(Data excerpts)
# # # # # # #

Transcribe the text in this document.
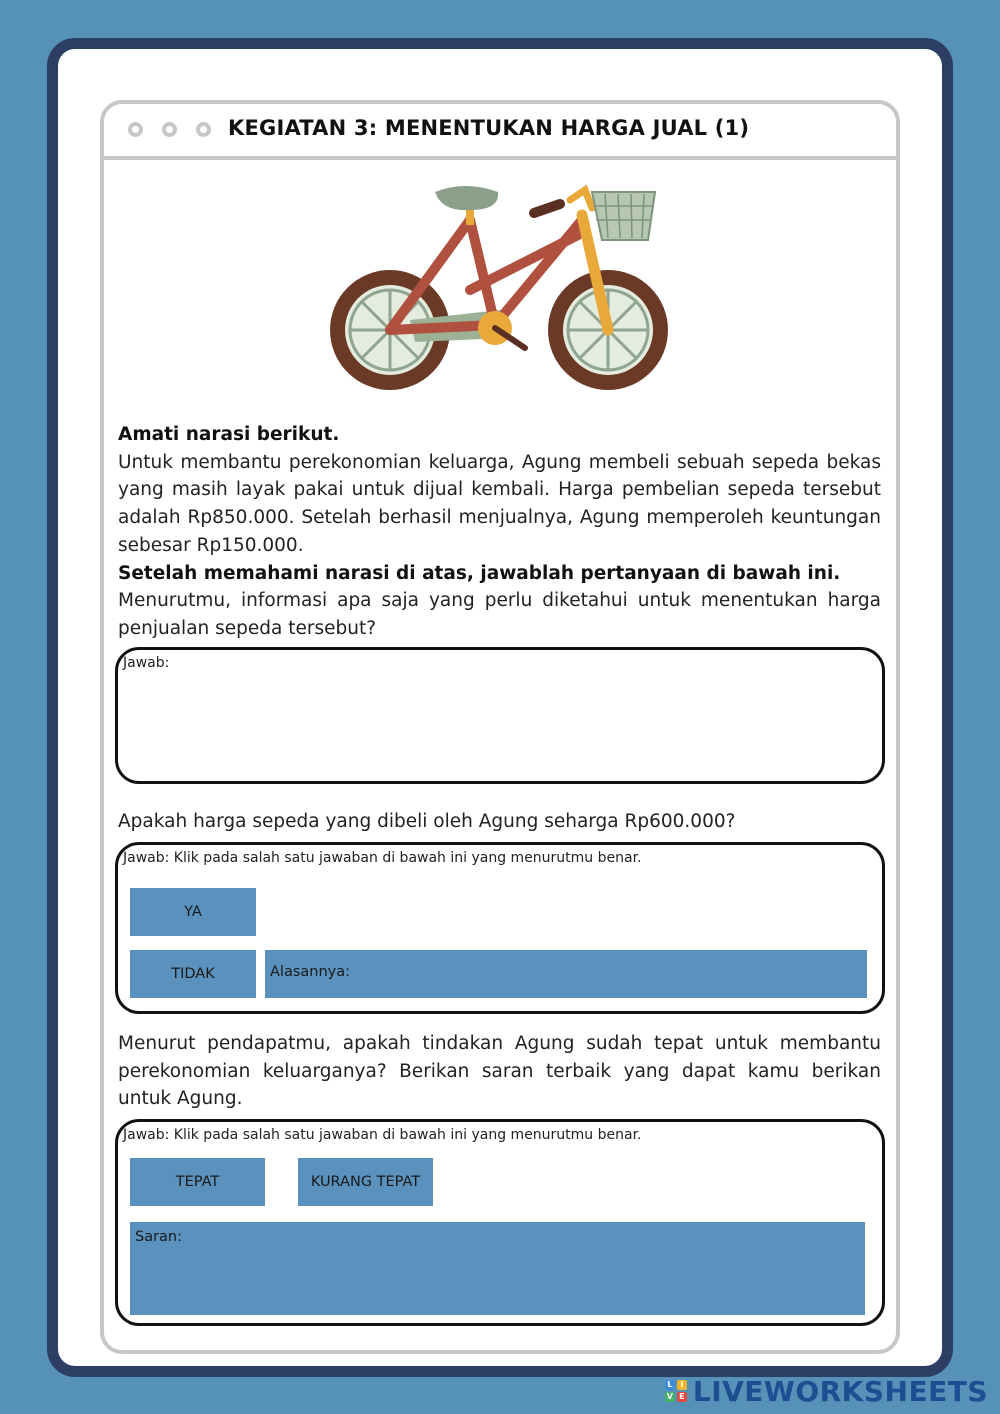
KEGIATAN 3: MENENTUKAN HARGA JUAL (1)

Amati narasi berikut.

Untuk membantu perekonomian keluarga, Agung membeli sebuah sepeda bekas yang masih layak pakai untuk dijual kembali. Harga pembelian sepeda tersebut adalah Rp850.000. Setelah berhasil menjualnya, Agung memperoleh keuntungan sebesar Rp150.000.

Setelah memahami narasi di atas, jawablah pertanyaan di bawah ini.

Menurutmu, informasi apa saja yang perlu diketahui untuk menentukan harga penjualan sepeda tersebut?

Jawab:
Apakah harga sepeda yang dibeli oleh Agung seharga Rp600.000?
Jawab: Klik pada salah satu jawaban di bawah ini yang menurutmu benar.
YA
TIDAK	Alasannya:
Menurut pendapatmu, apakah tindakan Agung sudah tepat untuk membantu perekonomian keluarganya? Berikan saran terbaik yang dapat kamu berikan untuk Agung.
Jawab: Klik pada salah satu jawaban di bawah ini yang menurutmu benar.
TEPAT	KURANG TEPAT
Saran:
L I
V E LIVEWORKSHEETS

# # # # # # #

**Challenge**
Repeat each line of the records above exactly, but do not copy the pictures.

**Completed exercise**
Transcribe the text in this document.
KEGIATAN 3: MENENTUKAN HARGA JUAL (1)

Amati narasi berikut.

Untuk membantu perekonomian keluarga, Agung membeli sebuah sepeda bekas yang masih layak pakai untuk dijual kembali. Harga pembelian sepeda tersebut adalah Rp850.000. Setelah berhasil menjualnya, Agung memperoleh keuntungan sebesar Rp150.000.

Setelah memahami narasi di atas, jawablah pertanyaan di bawah ini.

Menurutmu, informasi apa saja yang perlu diketahui untuk menentukan harga penjualan sepeda tersebut?

Jawab:
Apakah harga sepeda yang dibeli oleh Agung seharga Rp600.000?
Jawab: Klik pada salah satu jawaban di bawah ini yang menurutmu benar.
YA
TIDAK	Alasannya:
Menurut pendapatmu, apakah tindakan Agung sudah tepat untuk membantu perekonomian keluarganya? Berikan saran terbaik yang dapat kamu berikan untuk Agung.
Jawab: Klik pada salah satu jawaban di bawah ini yang menurutmu benar.
TEPAT	KURANG TEPAT
Saran:
L I
V E LIVEWORKSHEETS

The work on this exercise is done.